[Collected data entries]
※ ※ ※
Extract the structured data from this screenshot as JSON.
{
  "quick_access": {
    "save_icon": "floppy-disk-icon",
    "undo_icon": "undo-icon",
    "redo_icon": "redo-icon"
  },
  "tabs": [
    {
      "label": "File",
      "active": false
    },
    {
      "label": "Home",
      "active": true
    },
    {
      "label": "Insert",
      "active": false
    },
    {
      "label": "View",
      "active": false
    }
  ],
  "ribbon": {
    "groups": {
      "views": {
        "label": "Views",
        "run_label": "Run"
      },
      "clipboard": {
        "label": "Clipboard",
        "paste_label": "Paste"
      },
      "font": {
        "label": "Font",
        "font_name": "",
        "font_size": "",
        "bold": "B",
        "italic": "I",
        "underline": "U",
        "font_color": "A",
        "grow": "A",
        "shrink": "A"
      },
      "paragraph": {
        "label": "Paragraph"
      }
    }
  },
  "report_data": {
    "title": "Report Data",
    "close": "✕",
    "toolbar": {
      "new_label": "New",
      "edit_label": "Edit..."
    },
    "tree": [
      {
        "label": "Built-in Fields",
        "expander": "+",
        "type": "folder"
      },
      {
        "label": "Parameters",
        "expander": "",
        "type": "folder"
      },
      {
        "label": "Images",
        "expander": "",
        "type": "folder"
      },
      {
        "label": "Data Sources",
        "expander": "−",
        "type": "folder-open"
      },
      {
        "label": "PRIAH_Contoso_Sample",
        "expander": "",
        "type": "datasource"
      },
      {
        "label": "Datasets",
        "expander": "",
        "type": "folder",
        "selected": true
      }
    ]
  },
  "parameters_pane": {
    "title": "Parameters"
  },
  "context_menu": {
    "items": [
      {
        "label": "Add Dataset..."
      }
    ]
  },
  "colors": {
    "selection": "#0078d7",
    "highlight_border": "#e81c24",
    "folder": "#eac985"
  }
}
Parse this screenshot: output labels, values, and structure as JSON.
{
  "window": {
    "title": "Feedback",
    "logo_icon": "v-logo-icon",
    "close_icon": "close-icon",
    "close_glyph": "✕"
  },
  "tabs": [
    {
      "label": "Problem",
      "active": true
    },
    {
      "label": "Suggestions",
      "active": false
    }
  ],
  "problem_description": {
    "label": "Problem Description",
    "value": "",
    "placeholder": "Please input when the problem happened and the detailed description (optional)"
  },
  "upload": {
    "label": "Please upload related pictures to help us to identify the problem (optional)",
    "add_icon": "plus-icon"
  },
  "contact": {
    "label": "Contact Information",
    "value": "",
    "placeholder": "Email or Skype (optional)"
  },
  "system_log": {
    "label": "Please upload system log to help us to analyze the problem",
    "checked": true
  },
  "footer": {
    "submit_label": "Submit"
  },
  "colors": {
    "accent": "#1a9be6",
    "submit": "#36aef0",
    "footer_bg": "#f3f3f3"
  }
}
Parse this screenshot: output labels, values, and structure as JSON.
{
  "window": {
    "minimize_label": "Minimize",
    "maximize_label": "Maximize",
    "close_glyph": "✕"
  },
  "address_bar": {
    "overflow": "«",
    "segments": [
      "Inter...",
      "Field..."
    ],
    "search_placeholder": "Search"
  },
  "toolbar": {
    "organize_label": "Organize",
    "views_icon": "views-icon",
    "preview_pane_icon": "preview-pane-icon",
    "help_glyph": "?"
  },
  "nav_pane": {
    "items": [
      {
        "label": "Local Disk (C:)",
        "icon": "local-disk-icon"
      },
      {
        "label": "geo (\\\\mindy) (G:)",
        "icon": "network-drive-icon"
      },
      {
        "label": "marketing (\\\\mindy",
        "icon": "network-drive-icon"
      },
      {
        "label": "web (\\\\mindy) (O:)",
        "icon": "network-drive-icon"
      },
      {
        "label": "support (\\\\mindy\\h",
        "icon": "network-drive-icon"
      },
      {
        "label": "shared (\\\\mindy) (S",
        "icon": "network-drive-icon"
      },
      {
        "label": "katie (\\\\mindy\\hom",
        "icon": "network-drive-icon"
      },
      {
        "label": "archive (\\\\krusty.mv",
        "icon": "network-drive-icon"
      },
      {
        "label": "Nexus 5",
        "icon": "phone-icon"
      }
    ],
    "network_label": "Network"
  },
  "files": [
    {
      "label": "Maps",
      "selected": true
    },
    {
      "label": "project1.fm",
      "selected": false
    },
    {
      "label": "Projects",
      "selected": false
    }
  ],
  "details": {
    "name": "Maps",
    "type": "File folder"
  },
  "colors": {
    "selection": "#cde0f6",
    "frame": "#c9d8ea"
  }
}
※ ※ ※
• Given problem: Exactly reproduce the material above.

• Complete answer:
Extract the structured data from this screenshot as JSON.
{
  "quick_access": {
    "save_icon": "floppy-disk-icon",
    "undo_icon": "undo-icon",
    "redo_icon": "redo-icon"
  },
  "tabs": [
    {
      "label": "File",
      "active": false
    },
    {
      "label": "Home",
      "active": true
    },
    {
      "label": "Insert",
      "active": false
    },
    {
      "label": "View",
      "active": false
    }
  ],
  "ribbon": {
    "groups": {
      "views": {
        "label": "Views",
        "run_label": "Run"
      },
      "clipboard": {
        "label": "Clipboard",
        "paste_label": "Paste"
      },
      "font": {
        "label": "Font",
        "font_name": "",
        "font_size": "",
        "bold": "B",
        "italic": "I",
        "underline": "U",
        "font_color": "A",
        "grow": "A",
        "shrink": "A"
      },
      "paragraph": {
        "label": "Paragraph"
      }
    }
  },
  "report_data": {
    "title": "Report Data",
    "close": "✕",
    "toolbar": {
      "new_label": "New",
      "edit_label": "Edit..."
    },
    "tree": [
      {
        "label": "Built-in Fields",
        "expander": "+",
        "type": "folder"
      },
      {
        "label": "Parameters",
        "expander": "",
        "type": "folder"
      },
      {
        "label": "Images",
        "expander": "",
        "type": "folder"
      },
      {
        "label": "Data Sources",
        "expander": "−",
        "type": "folder-open"
      },
      {
        "label": "PRIAH_Contoso_Sample",
        "expander": "",
        "type": "datasource"
      },
      {
        "label": "Datasets",
        "expander": "",
        "type": "folder",
        "selected": true
      }
    ]
  },
  "parameters_pane": {
    "title": "Parameters"
  },
  "context_menu": {
    "items": [
      {
        "label": "Add Dataset..."
      }
    ]
  },
  "colors": {
    "selection": "#0078d7",
    "highlight_border": "#e81c24",
    "folder": "#eac985"
  }
}
Parse this screenshot: output labels, values, and structure as JSON.
{
  "window": {
    "title": "Feedback",
    "logo_icon": "v-logo-icon",
    "close_icon": "close-icon",
    "close_glyph": "✕"
  },
  "tabs": [
    {
      "label": "Problem",
      "active": true
    },
    {
      "label": "Suggestions",
      "active": false
    }
  ],
  "problem_description": {
    "label": "Problem Description",
    "value": "",
    "placeholder": "Please input when the problem happened and the detailed description (optional)"
  },
  "upload": {
    "label": "Please upload related pictures to help us to identify the problem (optional)",
    "add_icon": "plus-icon"
  },
  "contact": {
    "label": "Contact Information",
    "value": "",
    "placeholder": "Email or Skype (optional)"
  },
  "system_log": {
    "label": "Please upload system log to help us to analyze the problem",
    "checked": true
  },
  "footer": {
    "submit_label": "Submit"
  },
  "colors": {
    "accent": "#1a9be6",
    "submit": "#36aef0",
    "footer_bg": "#f3f3f3"
  }
}
Parse this screenshot: output labels, values, and structure as JSON.
{
  "window": {
    "minimize_label": "Minimize",
    "maximize_label": "Maximize",
    "close_glyph": "✕"
  },
  "address_bar": {
    "overflow": "«",
    "segments": [
      "Inter...",
      "Field..."
    ],
    "search_placeholder": "Search"
  },
  "toolbar": {
    "organize_label": "Organize",
    "views_icon": "views-icon",
    "preview_pane_icon": "preview-pane-icon",
    "help_glyph": "?"
  },
  "nav_pane": {
    "items": [
      {
        "label": "Local Disk (C:)",
        "icon": "local-disk-icon"
      },
      {
        "label": "geo (\\\\mindy) (G:)",
        "icon": "network-drive-icon"
      },
      {
        "label": "marketing (\\\\mindy",
        "icon": "network-drive-icon"
      },
      {
        "label": "web (\\\\mindy) (O:)",
        "icon": "network-drive-icon"
      },
      {
        "label": "support (\\\\mindy\\h",
        "icon": "network-drive-icon"
      },
      {
        "label": "shared (\\\\mindy) (S",
        "icon": "network-drive-icon"
      },
      {
        "label": "katie (\\\\mindy\\hom",
        "icon": "network-drive-icon"
      },
      {
        "label": "archive (\\\\krusty.mv",
        "icon": "network-drive-icon"
      },
      {
        "label": "Nexus 5",
        "icon": "phone-icon"
      }
    ],
    "network_label": "Network"
  },
  "files": [
    {
      "label": "Maps",
      "selected": true
    },
    {
      "label": "project1.fm",
      "selected": false
    },
    {
      "label": "Projects",
      "selected": false
    }
  ],
  "details": {
    "name": "Maps",
    "type": "File folder"
  },
  "colors": {
    "selection": "#cde0f6",
    "frame": "#c9d8ea"
  }
}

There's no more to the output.